● **PROBLEM DETAILS**
Will you give the material below again, every line exactly as it is?

__________

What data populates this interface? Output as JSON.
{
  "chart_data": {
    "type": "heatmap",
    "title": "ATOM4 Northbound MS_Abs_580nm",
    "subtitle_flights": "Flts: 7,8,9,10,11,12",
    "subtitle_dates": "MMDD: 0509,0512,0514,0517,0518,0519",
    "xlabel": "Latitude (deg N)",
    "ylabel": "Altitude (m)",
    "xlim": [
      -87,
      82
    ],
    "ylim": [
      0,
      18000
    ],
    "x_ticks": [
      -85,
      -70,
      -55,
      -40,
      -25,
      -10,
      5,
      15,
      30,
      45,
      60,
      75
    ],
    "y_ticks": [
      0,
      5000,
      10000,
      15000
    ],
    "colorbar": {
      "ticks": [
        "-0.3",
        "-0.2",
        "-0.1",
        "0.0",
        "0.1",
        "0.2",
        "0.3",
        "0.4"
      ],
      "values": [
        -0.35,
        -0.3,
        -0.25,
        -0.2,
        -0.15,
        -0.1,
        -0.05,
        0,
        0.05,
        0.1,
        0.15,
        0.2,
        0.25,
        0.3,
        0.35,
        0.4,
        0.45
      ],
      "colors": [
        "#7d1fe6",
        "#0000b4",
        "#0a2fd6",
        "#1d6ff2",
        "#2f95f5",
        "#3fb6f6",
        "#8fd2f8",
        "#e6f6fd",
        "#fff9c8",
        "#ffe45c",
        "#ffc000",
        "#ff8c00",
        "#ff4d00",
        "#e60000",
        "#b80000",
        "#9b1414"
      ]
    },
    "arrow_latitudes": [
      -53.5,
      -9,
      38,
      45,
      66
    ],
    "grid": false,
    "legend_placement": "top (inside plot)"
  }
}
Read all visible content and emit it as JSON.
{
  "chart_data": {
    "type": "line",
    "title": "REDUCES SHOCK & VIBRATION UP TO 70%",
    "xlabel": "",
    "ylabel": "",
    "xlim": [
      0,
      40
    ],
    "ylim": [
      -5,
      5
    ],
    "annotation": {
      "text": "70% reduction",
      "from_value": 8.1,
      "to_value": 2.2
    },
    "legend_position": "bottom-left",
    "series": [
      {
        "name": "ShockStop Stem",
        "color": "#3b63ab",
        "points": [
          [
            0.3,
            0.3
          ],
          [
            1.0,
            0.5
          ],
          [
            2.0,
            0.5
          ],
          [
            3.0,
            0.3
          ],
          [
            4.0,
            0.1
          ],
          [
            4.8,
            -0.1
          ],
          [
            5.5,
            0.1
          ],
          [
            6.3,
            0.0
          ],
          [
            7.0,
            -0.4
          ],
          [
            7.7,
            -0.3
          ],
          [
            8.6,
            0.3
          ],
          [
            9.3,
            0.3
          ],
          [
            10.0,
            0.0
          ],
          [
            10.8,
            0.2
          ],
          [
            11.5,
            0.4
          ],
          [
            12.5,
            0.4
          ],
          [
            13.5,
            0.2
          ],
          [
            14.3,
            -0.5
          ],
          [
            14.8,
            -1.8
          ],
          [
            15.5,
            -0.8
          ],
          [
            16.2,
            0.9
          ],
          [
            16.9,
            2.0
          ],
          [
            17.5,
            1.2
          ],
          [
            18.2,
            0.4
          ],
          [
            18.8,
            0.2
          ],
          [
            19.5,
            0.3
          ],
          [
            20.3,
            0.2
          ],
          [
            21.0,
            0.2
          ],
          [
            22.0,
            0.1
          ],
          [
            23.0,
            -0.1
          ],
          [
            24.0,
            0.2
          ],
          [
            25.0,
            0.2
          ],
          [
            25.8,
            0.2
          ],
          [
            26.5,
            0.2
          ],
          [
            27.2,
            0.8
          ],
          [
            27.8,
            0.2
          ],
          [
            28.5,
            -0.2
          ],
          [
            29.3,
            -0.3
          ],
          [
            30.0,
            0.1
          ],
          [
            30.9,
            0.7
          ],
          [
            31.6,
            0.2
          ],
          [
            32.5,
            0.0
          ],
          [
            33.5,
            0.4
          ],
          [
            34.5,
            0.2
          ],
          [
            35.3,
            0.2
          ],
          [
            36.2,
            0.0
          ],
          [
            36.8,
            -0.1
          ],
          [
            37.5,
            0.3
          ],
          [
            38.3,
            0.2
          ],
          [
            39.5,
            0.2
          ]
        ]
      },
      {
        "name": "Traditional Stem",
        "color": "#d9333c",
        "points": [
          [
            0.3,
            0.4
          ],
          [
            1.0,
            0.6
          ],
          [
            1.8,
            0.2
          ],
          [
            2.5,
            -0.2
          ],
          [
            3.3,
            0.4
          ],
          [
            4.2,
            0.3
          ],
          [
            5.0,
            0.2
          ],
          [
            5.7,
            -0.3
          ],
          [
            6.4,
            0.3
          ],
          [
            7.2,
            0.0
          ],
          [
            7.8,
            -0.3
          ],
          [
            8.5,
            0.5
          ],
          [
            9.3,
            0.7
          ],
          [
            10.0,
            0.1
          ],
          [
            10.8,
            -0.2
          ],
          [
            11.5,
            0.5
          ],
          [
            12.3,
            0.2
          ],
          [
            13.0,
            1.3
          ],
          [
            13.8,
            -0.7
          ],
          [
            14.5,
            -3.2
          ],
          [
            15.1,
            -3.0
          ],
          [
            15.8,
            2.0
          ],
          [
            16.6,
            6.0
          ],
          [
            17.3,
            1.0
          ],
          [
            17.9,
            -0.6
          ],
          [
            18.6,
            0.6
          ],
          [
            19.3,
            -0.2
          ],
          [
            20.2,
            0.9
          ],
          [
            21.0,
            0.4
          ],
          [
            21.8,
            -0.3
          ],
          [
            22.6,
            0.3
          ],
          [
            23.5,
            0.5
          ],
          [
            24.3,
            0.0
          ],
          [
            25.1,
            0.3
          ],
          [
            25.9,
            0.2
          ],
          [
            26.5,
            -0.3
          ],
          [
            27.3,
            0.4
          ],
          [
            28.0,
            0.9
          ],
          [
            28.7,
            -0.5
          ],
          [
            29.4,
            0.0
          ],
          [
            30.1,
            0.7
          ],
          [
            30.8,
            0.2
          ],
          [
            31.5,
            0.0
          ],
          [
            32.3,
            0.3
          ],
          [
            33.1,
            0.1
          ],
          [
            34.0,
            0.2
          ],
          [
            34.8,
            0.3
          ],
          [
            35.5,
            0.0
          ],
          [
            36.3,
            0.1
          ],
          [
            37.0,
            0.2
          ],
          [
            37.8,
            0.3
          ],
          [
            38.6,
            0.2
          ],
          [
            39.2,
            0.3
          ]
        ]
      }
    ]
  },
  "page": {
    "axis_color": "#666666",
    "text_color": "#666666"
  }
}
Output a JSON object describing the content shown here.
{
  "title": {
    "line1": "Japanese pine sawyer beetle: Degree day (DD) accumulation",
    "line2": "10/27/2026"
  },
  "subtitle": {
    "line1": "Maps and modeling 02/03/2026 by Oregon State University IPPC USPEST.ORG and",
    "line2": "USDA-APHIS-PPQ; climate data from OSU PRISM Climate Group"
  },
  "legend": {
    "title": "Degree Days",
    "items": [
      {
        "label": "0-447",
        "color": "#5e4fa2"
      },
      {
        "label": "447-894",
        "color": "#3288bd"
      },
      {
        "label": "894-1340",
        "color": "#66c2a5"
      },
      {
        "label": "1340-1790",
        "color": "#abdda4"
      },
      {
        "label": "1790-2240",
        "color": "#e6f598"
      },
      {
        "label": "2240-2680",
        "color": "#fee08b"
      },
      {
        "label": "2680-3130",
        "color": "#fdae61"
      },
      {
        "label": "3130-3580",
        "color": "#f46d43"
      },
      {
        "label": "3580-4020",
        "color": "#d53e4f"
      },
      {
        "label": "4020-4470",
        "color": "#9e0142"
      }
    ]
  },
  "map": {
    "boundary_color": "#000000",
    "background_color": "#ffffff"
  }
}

__________

● **REPLY**
What data populates this interface? Output as JSON.
{
  "chart_data": {
    "type": "heatmap",
    "title": "ATOM4 Northbound MS_Abs_580nm",
    "subtitle_flights": "Flts: 7,8,9,10,11,12",
    "subtitle_dates": "MMDD: 0509,0512,0514,0517,0518,0519",
    "xlabel": "Latitude (deg N)",
    "ylabel": "Altitude (m)",
    "xlim": [
      -87,
      82
    ],
    "ylim": [
      0,
      18000
    ],
    "x_ticks": [
      -85,
      -70,
      -55,
      -40,
      -25,
      -10,
      5,
      15,
      30,
      45,
      60,
      75
    ],
    "y_ticks": [
      0,
      5000,
      10000,
      15000
    ],
    "colorbar": {
      "ticks": [
        "-0.3",
        "-0.2",
        "-0.1",
        "0.0",
        "0.1",
        "0.2",
        "0.3",
        "0.4"
      ],
      "values": [
        -0.35,
        -0.3,
        -0.25,
        -0.2,
        -0.15,
        -0.1,
        -0.05,
        0,
        0.05,
        0.1,
        0.15,
        0.2,
        0.25,
        0.3,
        0.35,
        0.4,
        0.45
      ],
      "colors": [
        "#7d1fe6",
        "#0000b4",
        "#0a2fd6",
        "#1d6ff2",
        "#2f95f5",
        "#3fb6f6",
        "#8fd2f8",
        "#e6f6fd",
        "#fff9c8",
        "#ffe45c",
        "#ffc000",
        "#ff8c00",
        "#ff4d00",
        "#e60000",
        "#b80000",
        "#9b1414"
      ]
    },
    "arrow_latitudes": [
      -53.5,
      -9,
      38,
      45,
      66
    ],
    "grid": false,
    "legend_placement": "top (inside plot)"
  }
}
Read all visible content and emit it as JSON.
{
  "chart_data": {
    "type": "line",
    "title": "REDUCES SHOCK & VIBRATION UP TO 70%",
    "xlabel": "",
    "ylabel": "",
    "xlim": [
      0,
      40
    ],
    "ylim": [
      -5,
      5
    ],
    "annotation": {
      "text": "70% reduction",
      "from_value": 8.1,
      "to_value": 2.2
    },
    "legend_position": "bottom-left",
    "series": [
      {
        "name": "ShockStop Stem",
        "color": "#3b63ab",
        "points": [
          [
            0.3,
            0.3
          ],
          [
            1.0,
            0.5
          ],
          [
            2.0,
            0.5
          ],
          [
            3.0,
            0.3
          ],
          [
            4.0,
            0.1
          ],
          [
            4.8,
            -0.1
          ],
          [
            5.5,
            0.1
          ],
          [
            6.3,
            0.0
          ],
          [
            7.0,
            -0.4
          ],
          [
            7.7,
            -0.3
          ],
          [
            8.6,
            0.3
          ],
          [
            9.3,
            0.3
          ],
          [
            10.0,
            0.0
          ],
          [
            10.8,
            0.2
          ],
          [
            11.5,
            0.4
          ],
          [
            12.5,
            0.4
          ],
          [
            13.5,
            0.2
          ],
          [
            14.3,
            -0.5
          ],
          [
            14.8,
            -1.8
          ],
          [
            15.5,
            -0.8
          ],
          [
            16.2,
            0.9
          ],
          [
            16.9,
            2.0
          ],
          [
            17.5,
            1.2
          ],
          [
            18.2,
            0.4
          ],
          [
            18.8,
            0.2
          ],
          [
            19.5,
            0.3
          ],
          [
            20.3,
            0.2
          ],
          [
            21.0,
            0.2
          ],
          [
            22.0,
            0.1
          ],
          [
            23.0,
            -0.1
          ],
          [
            24.0,
            0.2
          ],
          [
            25.0,
            0.2
          ],
          [
            25.8,
            0.2
          ],
          [
            26.5,
            0.2
          ],
          [
            27.2,
            0.8
          ],
          [
            27.8,
            0.2
          ],
          [
            28.5,
            -0.2
          ],
          [
            29.3,
            -0.3
          ],
          [
            30.0,
            0.1
          ],
          [
            30.9,
            0.7
          ],
          [
            31.6,
            0.2
          ],
          [
            32.5,
            0.0
          ],
          [
            33.5,
            0.4
          ],
          [
            34.5,
            0.2
          ],
          [
            35.3,
            0.2
          ],
          [
            36.2,
            0.0
          ],
          [
            36.8,
            -0.1
          ],
          [
            37.5,
            0.3
          ],
          [
            38.3,
            0.2
          ],
          [
            39.5,
            0.2
          ]
        ]
      },
      {
        "name": "Traditional Stem",
        "color": "#d9333c",
        "points": [
          [
            0.3,
            0.4
          ],
          [
            1.0,
            0.6
          ],
          [
            1.8,
            0.2
          ],
          [
            2.5,
            -0.2
          ],
          [
            3.3,
            0.4
          ],
          [
            4.2,
            0.3
          ],
          [
            5.0,
            0.2
          ],
          [
            5.7,
            -0.3
          ],
          [
            6.4,
            0.3
          ],
          [
            7.2,
            0.0
          ],
          [
            7.8,
            -0.3
          ],
          [
            8.5,
            0.5
          ],
          [
            9.3,
            0.7
          ],
          [
            10.0,
            0.1
          ],
          [
            10.8,
            -0.2
          ],
          [
            11.5,
            0.5
          ],
          [
            12.3,
            0.2
          ],
          [
            13.0,
            1.3
          ],
          [
            13.8,
            -0.7
          ],
          [
            14.5,
            -3.2
          ],
          [
            15.1,
            -3.0
          ],
          [
            15.8,
            2.0
          ],
          [
            16.6,
            6.0
          ],
          [
            17.3,
            1.0
          ],
          [
            17.9,
            -0.6
          ],
          [
            18.6,
            0.6
          ],
          [
            19.3,
            -0.2
          ],
          [
            20.2,
            0.9
          ],
          [
            21.0,
            0.4
          ],
          [
            21.8,
            -0.3
          ],
          [
            22.6,
            0.3
          ],
          [
            23.5,
            0.5
          ],
          [
            24.3,
            0.0
          ],
          [
            25.1,
            0.3
          ],
          [
            25.9,
            0.2
          ],
          [
            26.5,
            -0.3
          ],
          [
            27.3,
            0.4
          ],
          [
            28.0,
            0.9
          ],
          [
            28.7,
            -0.5
          ],
          [
            29.4,
            0.0
          ],
          [
            30.1,
            0.7
          ],
          [
            30.8,
            0.2
          ],
          [
            31.5,
            0.0
          ],
          [
            32.3,
            0.3
          ],
          [
            33.1,
            0.1
          ],
          [
            34.0,
            0.2
          ],
          [
            34.8,
            0.3
          ],
          [
            35.5,
            0.0
          ],
          [
            36.3,
            0.1
          ],
          [
            37.0,
            0.2
          ],
          [
            37.8,
            0.3
          ],
          [
            38.6,
            0.2
          ],
          [
            39.2,
            0.3
          ]
        ]
      }
    ]
  },
  "page": {
    "axis_color": "#666666",
    "text_color": "#666666"
  }
}
Output a JSON object describing the content shown here.
{
  "title": {
    "line1": "Japanese pine sawyer beetle: Degree day (DD) accumulation",
    "line2": "10/27/2026"
  },
  "subtitle": {
    "line1": "Maps and modeling 02/03/2026 by Oregon State University IPPC USPEST.ORG and",
    "line2": "USDA-APHIS-PPQ; climate data from OSU PRISM Climate Group"
  },
  "legend": {
    "title": "Degree Days",
    "items": [
      {
        "label": "0-447",
        "color": "#5e4fa2"
      },
      {
        "label": "447-894",
        "color": "#3288bd"
      },
      {
        "label": "894-1340",
        "color": "#66c2a5"
      },
      {
        "label": "1340-1790",
        "color": "#abdda4"
      },
      {
        "label": "1790-2240",
        "color": "#e6f598"
      },
      {
        "label": "2240-2680",
        "color": "#fee08b"
      },
      {
        "label": "2680-3130",
        "color": "#fdae61"
      },
      {
        "label": "3130-3580",
        "color": "#f46d43"
      },
      {
        "label": "3580-4020",
        "color": "#d53e4f"
      },
      {
        "label": "4020-4470",
        "color": "#9e0142"
      }
    ]
  },
  "map": {
    "boundary_color": "#000000",
    "background_color": "#ffffff"
  }
}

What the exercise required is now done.